Aim: Which lines contain the word "Purchase"? Return each of them as written.

Dataset records:
-.-.-

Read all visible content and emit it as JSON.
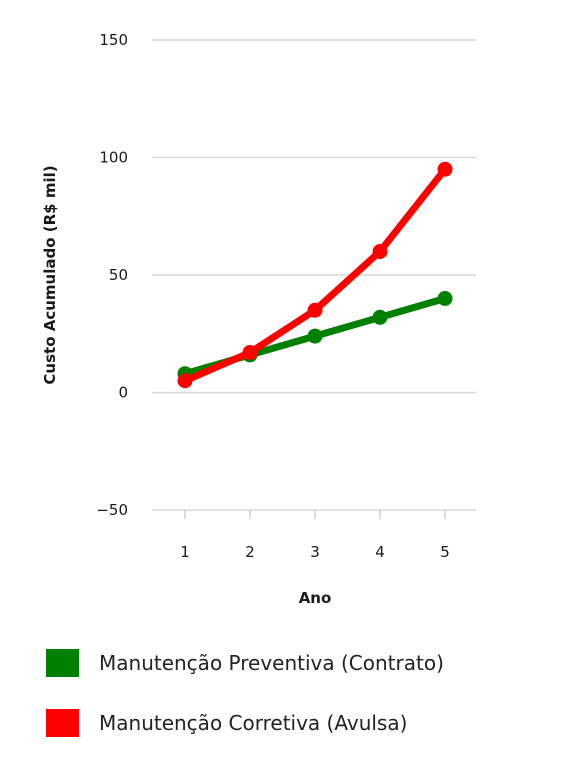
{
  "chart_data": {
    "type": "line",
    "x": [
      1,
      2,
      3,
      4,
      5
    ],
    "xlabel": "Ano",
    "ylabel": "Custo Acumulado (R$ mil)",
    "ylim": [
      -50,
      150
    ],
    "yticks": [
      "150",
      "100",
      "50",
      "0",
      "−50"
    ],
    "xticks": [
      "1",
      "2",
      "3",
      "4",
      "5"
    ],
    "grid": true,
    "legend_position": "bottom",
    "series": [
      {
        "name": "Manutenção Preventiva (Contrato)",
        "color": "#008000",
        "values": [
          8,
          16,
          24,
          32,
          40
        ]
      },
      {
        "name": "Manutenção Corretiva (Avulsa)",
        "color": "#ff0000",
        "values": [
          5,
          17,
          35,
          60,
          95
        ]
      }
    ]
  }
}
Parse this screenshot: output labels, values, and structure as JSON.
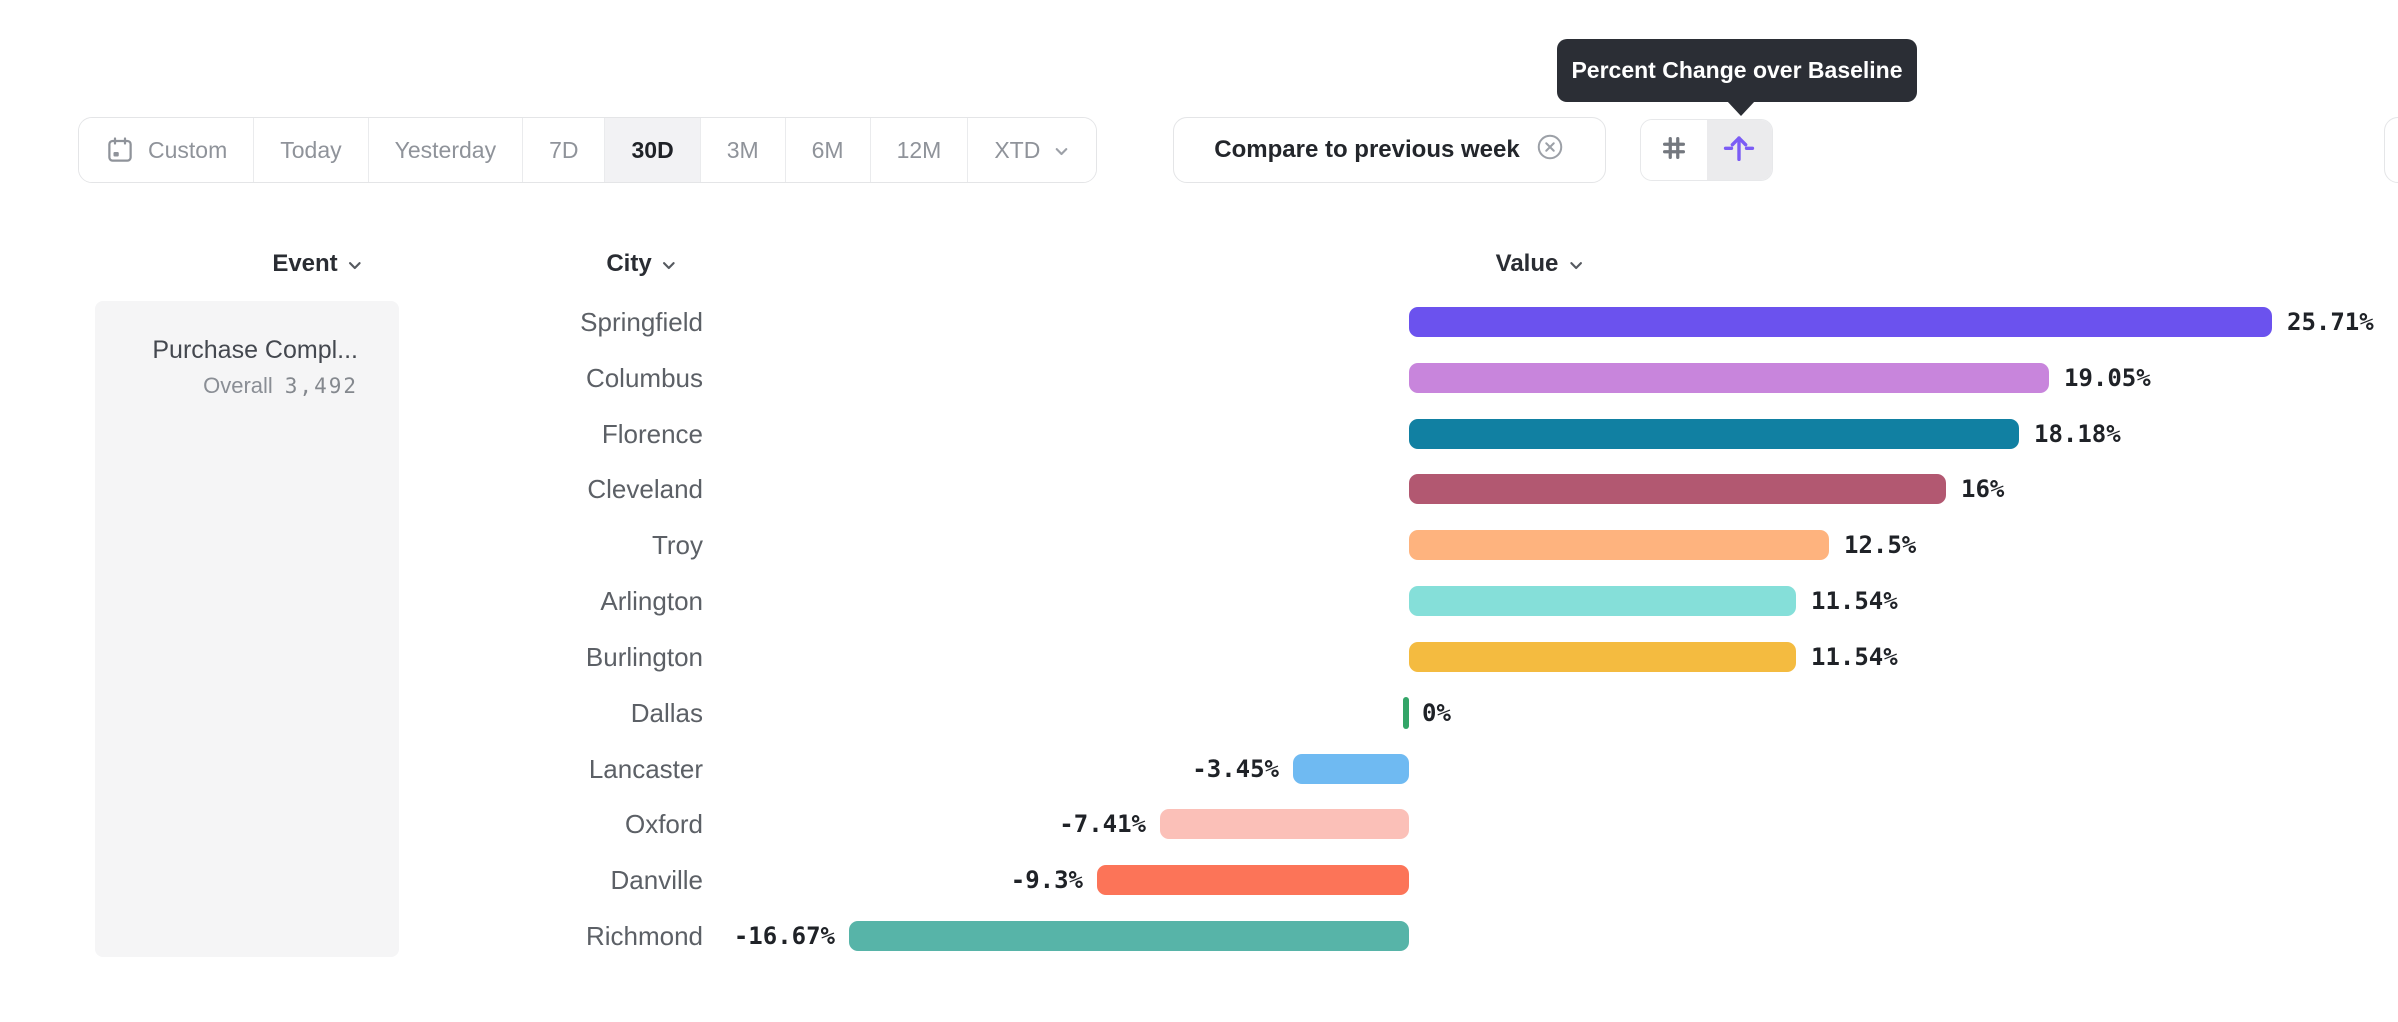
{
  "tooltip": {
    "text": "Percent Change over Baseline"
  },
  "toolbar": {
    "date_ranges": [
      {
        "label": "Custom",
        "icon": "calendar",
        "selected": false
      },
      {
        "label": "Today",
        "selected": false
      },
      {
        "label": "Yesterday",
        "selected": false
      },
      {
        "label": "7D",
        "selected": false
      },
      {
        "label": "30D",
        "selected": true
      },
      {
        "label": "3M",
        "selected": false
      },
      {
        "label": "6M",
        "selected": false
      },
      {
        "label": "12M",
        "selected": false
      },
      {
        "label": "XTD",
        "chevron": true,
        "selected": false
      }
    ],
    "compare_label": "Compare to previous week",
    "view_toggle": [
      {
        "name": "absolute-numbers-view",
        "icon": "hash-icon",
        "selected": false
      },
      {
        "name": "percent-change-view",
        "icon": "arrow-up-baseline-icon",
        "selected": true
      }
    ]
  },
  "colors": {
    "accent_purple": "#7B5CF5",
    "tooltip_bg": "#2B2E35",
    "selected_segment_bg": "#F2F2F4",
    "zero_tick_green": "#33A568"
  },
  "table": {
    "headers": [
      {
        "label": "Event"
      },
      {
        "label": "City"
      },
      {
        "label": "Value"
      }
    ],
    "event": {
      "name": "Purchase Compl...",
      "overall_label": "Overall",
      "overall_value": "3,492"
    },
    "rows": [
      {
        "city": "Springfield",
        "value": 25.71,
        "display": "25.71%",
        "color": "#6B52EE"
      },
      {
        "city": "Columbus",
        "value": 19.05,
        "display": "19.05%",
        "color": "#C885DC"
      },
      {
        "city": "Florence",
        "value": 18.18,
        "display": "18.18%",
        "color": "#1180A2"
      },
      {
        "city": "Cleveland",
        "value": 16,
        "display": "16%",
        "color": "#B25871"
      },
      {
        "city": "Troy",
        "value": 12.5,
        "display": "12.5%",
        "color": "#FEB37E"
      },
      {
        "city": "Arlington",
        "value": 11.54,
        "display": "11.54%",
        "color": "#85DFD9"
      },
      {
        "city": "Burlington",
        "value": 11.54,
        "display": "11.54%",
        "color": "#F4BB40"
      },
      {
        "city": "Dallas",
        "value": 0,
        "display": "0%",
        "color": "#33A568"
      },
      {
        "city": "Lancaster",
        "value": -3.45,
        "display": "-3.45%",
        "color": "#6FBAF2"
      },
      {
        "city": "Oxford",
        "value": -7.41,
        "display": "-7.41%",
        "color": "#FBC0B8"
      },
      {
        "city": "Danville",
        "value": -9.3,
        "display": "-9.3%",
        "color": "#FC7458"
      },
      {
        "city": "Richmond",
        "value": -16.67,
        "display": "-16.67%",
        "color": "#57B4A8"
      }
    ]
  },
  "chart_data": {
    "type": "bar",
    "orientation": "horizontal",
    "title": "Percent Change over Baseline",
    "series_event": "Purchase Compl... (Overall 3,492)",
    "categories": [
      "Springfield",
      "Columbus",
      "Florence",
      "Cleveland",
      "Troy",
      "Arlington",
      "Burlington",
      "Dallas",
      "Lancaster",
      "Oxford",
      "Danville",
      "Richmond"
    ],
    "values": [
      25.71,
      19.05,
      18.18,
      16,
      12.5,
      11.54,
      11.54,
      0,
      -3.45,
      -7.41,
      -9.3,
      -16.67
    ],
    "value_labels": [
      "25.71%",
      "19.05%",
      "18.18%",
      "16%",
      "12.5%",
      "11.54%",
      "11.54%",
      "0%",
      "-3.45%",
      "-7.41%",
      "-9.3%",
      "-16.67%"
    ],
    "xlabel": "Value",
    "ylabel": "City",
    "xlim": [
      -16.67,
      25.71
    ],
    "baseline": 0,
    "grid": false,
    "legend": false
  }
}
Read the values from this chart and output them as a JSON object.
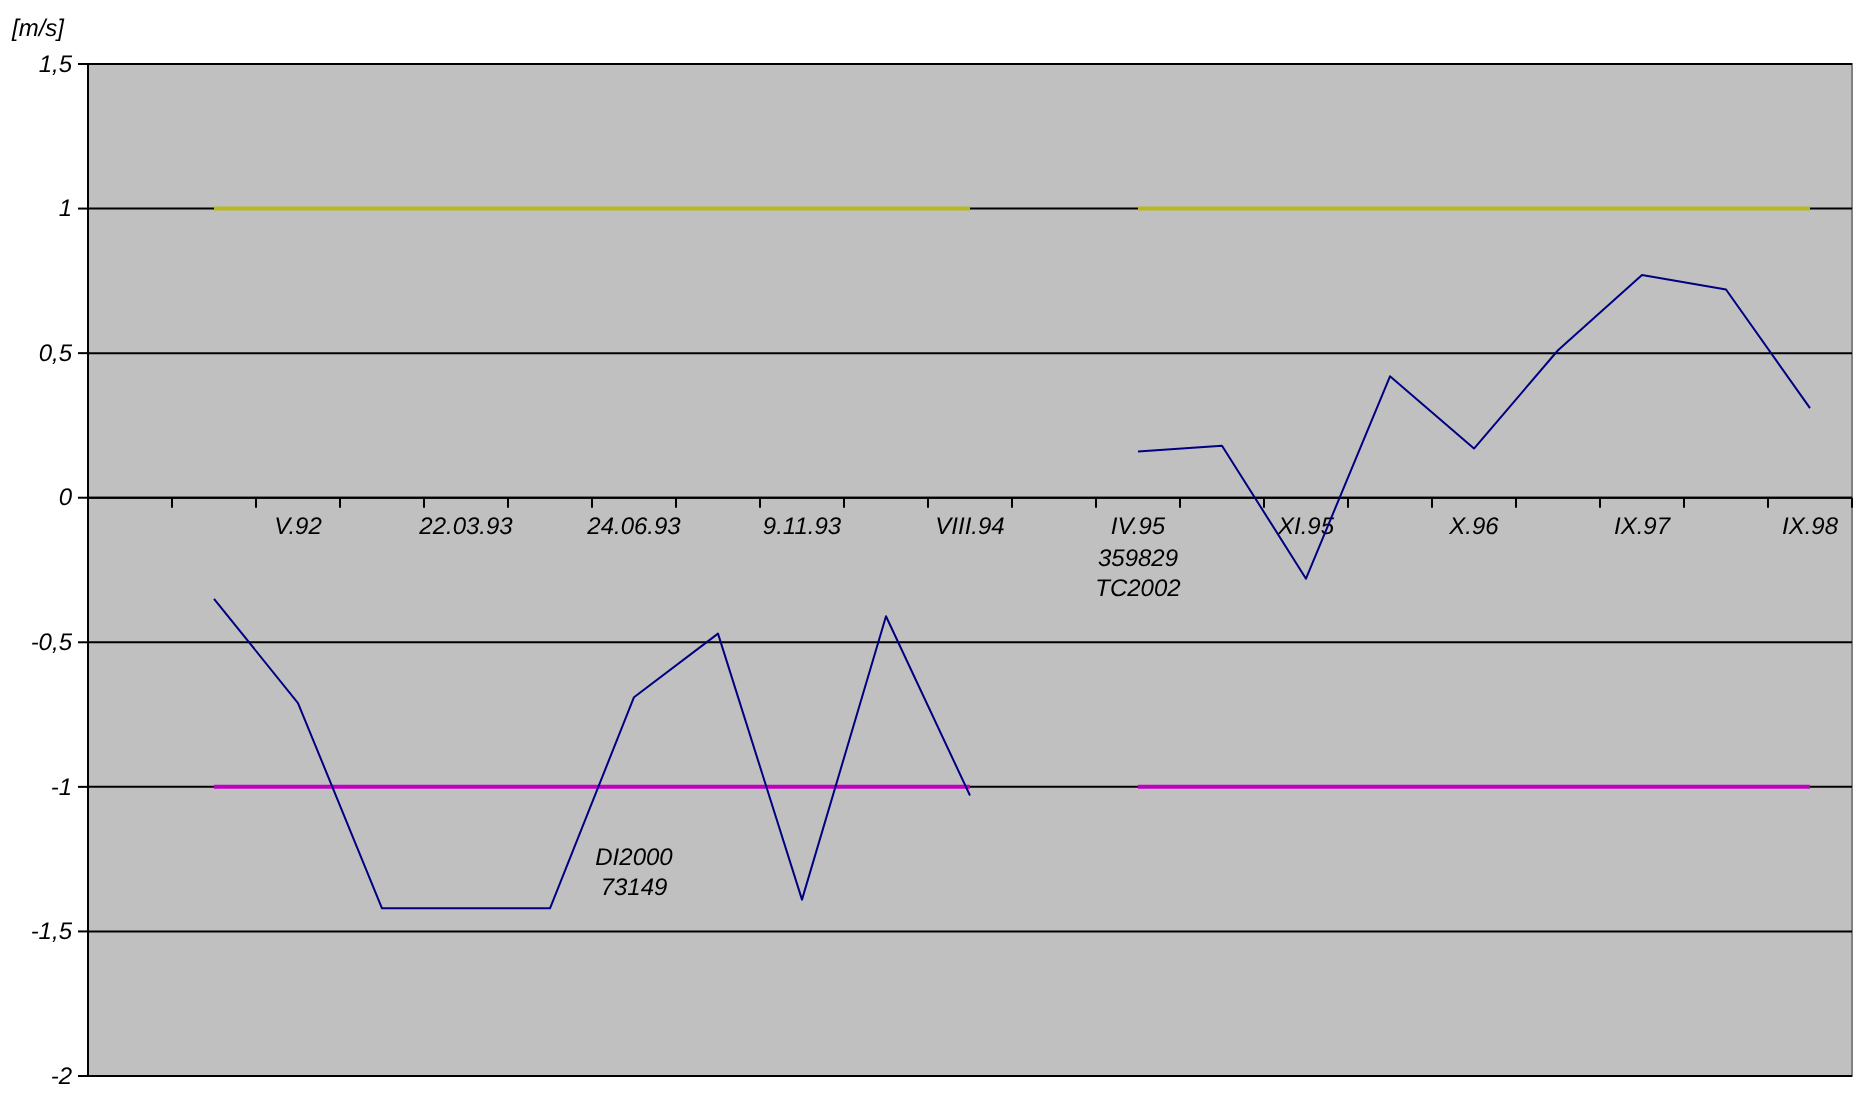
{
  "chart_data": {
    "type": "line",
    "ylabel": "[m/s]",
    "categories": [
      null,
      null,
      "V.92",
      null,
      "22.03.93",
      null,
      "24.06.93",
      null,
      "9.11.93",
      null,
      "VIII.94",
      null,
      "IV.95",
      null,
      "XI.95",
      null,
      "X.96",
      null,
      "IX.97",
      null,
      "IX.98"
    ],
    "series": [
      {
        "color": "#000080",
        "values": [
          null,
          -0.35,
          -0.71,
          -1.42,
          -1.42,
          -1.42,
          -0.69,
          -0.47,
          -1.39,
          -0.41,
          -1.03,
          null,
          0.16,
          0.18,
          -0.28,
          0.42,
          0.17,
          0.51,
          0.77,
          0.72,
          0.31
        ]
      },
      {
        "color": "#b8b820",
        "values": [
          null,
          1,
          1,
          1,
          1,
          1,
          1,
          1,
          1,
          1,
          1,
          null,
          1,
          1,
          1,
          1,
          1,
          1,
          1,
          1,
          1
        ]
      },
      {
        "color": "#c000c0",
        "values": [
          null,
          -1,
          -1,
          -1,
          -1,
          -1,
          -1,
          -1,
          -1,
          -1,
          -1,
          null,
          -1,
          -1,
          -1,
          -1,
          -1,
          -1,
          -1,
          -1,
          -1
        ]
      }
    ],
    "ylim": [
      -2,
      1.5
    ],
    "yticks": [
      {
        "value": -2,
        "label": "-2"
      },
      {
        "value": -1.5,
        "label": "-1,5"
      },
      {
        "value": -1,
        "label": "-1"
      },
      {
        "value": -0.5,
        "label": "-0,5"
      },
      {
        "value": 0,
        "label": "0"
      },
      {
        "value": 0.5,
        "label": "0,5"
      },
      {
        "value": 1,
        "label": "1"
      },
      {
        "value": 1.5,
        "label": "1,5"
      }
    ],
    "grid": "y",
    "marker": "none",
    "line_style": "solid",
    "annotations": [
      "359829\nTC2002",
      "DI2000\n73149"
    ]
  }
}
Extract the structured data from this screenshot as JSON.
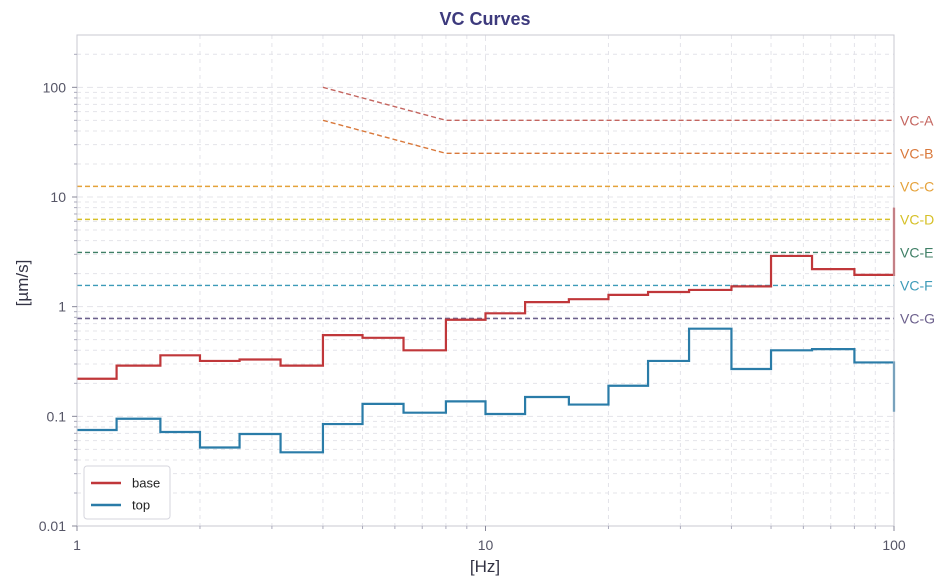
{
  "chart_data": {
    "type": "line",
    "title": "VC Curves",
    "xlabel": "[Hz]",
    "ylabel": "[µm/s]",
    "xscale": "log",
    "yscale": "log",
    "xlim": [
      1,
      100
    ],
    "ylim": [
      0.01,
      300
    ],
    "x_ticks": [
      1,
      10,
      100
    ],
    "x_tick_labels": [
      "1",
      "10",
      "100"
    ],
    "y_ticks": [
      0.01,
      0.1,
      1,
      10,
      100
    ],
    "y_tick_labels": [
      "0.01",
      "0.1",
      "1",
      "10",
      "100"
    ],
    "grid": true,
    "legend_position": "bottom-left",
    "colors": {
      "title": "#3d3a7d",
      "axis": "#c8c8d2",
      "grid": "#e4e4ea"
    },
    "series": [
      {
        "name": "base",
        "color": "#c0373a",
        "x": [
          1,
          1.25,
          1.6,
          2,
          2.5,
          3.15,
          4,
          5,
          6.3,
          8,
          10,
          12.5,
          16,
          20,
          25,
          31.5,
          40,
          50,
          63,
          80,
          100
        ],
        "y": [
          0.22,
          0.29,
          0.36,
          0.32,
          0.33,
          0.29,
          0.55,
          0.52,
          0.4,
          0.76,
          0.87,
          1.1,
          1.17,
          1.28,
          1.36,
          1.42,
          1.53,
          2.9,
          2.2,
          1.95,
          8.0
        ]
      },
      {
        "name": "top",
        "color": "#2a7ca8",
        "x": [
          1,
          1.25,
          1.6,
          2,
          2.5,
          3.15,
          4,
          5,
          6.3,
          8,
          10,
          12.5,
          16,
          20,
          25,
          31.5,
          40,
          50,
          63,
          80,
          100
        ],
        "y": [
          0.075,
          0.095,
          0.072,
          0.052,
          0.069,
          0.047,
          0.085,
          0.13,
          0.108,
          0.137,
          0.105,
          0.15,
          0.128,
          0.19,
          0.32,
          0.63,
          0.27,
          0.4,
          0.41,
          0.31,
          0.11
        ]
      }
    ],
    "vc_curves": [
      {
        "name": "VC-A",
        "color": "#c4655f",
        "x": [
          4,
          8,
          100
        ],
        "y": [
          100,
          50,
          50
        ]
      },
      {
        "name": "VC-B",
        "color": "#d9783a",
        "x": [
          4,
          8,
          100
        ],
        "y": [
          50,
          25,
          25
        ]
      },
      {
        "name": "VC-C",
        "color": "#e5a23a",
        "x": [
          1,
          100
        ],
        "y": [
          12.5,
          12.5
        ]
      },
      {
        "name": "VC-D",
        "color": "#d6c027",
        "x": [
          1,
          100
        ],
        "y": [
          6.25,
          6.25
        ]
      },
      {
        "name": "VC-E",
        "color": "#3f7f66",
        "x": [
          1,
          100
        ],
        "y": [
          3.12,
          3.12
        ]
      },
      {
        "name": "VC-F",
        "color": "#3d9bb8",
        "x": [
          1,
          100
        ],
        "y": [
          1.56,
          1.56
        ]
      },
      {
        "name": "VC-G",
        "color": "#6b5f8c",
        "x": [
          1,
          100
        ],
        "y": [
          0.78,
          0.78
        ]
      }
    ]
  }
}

-.-.-

Solved exercise:
      "name": "Purchase Compl...",
    "series_event": "Purchase Compl... (Overall 3,492)",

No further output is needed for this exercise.